- PROBLEM TO WORK ON
Go through the material and pull out every line with the string "сутки" in it.

- INFORMATION SUPPLIED
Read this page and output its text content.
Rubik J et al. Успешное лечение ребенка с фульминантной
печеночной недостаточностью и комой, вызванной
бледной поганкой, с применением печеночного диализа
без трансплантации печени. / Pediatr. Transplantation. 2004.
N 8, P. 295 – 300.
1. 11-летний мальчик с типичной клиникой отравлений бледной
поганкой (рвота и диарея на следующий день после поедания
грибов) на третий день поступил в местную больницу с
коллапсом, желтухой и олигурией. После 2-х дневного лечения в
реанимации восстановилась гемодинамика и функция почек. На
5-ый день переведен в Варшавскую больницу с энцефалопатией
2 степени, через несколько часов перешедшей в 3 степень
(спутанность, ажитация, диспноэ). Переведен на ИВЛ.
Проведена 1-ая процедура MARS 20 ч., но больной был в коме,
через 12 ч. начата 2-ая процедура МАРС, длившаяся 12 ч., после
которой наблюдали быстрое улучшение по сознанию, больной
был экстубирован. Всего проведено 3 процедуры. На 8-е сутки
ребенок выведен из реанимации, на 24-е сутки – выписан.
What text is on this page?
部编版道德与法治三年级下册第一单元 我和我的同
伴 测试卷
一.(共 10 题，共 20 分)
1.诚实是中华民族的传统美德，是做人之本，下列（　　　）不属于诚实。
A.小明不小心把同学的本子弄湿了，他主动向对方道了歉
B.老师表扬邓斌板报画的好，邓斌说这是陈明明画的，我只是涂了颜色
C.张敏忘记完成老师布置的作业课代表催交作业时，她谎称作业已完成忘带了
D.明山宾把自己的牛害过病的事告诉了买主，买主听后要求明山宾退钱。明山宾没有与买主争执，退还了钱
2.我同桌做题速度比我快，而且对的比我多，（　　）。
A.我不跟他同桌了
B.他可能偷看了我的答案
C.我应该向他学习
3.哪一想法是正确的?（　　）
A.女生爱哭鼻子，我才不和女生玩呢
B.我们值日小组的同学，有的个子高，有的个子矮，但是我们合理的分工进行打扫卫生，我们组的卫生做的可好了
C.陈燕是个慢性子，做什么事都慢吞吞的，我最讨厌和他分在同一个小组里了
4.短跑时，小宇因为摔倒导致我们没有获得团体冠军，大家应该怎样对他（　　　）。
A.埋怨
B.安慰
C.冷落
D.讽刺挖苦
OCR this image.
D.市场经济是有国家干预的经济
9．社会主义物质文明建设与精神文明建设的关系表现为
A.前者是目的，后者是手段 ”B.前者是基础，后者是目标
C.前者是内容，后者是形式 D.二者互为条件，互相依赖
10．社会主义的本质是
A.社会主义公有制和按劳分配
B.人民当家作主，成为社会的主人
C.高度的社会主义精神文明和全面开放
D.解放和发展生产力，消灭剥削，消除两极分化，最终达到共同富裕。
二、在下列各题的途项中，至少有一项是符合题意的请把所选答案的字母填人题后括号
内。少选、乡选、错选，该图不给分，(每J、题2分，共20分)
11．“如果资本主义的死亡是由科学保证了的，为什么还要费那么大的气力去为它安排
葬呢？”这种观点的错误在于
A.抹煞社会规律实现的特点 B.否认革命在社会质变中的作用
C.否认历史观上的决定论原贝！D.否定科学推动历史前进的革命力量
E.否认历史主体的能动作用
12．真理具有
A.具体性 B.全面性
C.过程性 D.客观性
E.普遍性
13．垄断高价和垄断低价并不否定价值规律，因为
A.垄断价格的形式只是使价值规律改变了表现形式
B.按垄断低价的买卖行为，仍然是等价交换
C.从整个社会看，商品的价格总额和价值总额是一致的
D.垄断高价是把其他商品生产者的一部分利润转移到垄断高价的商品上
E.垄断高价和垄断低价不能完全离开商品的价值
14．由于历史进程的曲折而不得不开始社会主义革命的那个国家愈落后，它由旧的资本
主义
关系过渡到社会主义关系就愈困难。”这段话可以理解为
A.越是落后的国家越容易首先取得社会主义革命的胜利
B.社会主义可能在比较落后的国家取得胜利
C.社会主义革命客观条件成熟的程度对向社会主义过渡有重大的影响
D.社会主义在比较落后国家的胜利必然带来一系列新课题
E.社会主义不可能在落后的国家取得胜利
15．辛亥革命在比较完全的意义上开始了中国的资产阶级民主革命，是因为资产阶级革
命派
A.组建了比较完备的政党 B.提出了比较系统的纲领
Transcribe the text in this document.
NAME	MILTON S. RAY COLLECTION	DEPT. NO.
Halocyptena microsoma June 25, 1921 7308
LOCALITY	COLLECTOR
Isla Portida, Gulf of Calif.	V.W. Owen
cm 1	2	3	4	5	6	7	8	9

- SOLVED EXERCISE
был экстубирован. Всего проведено 3 процедуры. На 8-е сутки
ребенок выведен из реанимации, на 24-е сутки – выписан.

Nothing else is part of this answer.